**SUPPLIED MATERIAL**

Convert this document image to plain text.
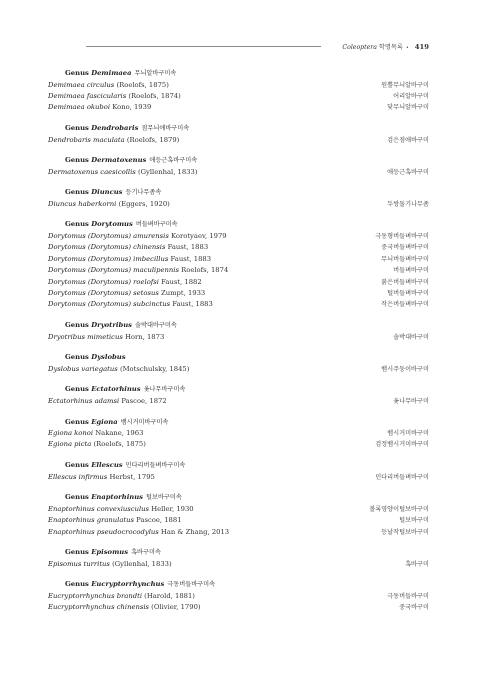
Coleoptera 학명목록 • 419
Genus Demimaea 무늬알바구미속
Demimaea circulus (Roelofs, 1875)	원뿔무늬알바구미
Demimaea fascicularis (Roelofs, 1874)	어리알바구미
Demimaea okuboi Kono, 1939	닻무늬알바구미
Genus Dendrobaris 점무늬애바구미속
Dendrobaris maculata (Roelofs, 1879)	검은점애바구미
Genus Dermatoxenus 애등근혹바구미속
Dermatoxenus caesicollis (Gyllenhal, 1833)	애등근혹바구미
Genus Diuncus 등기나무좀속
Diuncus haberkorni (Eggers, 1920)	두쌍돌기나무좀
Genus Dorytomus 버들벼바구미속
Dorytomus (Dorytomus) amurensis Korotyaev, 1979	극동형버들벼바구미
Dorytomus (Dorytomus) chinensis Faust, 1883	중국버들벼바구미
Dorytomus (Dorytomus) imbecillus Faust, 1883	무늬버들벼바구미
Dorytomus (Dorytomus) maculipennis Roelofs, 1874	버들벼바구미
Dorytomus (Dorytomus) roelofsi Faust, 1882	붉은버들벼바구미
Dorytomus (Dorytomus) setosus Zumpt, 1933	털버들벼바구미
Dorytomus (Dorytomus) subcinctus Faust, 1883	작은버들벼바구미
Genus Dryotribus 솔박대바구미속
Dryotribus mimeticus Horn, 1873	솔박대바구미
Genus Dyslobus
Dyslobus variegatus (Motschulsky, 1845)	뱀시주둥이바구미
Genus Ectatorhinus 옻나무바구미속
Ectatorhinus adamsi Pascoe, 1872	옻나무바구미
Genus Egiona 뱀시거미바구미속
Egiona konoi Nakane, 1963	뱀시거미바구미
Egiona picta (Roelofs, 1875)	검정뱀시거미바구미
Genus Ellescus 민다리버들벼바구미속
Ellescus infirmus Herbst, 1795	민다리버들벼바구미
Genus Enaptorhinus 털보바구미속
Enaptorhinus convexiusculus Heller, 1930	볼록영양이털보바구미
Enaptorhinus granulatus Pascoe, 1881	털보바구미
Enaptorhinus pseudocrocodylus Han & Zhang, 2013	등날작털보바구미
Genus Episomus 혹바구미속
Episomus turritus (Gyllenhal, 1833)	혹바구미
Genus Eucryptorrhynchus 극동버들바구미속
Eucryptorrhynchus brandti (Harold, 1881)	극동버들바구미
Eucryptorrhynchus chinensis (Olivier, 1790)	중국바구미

* * *

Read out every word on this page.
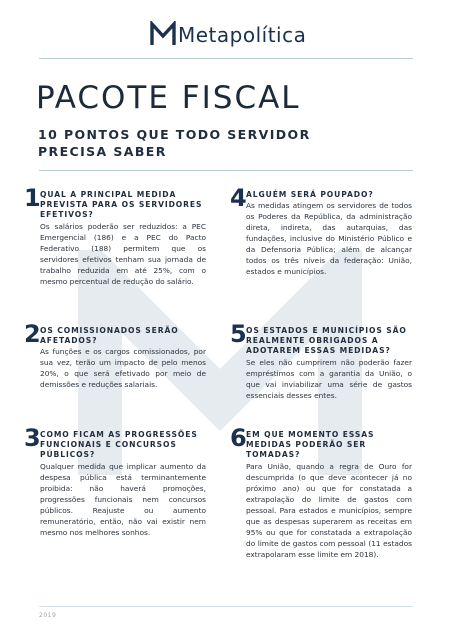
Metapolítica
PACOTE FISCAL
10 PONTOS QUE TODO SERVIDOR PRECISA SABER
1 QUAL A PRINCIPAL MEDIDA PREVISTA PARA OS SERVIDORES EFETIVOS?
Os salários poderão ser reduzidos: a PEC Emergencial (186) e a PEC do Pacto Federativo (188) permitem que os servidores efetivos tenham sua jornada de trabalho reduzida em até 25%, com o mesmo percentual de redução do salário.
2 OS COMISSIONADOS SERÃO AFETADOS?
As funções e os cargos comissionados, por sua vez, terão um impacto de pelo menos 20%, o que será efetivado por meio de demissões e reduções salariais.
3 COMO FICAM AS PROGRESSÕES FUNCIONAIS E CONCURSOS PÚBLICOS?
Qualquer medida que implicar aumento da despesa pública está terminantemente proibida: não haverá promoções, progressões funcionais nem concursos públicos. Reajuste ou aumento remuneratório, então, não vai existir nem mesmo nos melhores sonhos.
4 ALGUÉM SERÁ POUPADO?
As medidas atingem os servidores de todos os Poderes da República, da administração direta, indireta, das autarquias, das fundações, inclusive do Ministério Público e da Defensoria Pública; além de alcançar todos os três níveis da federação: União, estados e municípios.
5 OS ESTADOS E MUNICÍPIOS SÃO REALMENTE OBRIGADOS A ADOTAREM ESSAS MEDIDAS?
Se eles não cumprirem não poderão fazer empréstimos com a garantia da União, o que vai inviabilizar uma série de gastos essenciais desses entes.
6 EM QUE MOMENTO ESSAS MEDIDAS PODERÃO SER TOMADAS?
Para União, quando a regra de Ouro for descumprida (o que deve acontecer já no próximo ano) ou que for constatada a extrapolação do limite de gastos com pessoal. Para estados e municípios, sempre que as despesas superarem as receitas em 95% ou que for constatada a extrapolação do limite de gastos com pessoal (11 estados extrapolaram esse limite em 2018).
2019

**YOUR INSTRUCTIONS**
Search the data above for the string "Dryotribus" and copy each line that has it.

**RESULT BELOW**
Genus Dryotribus 솔박대바구미속
Dryotribus mimeticus Horn, 1873	솔박대바구미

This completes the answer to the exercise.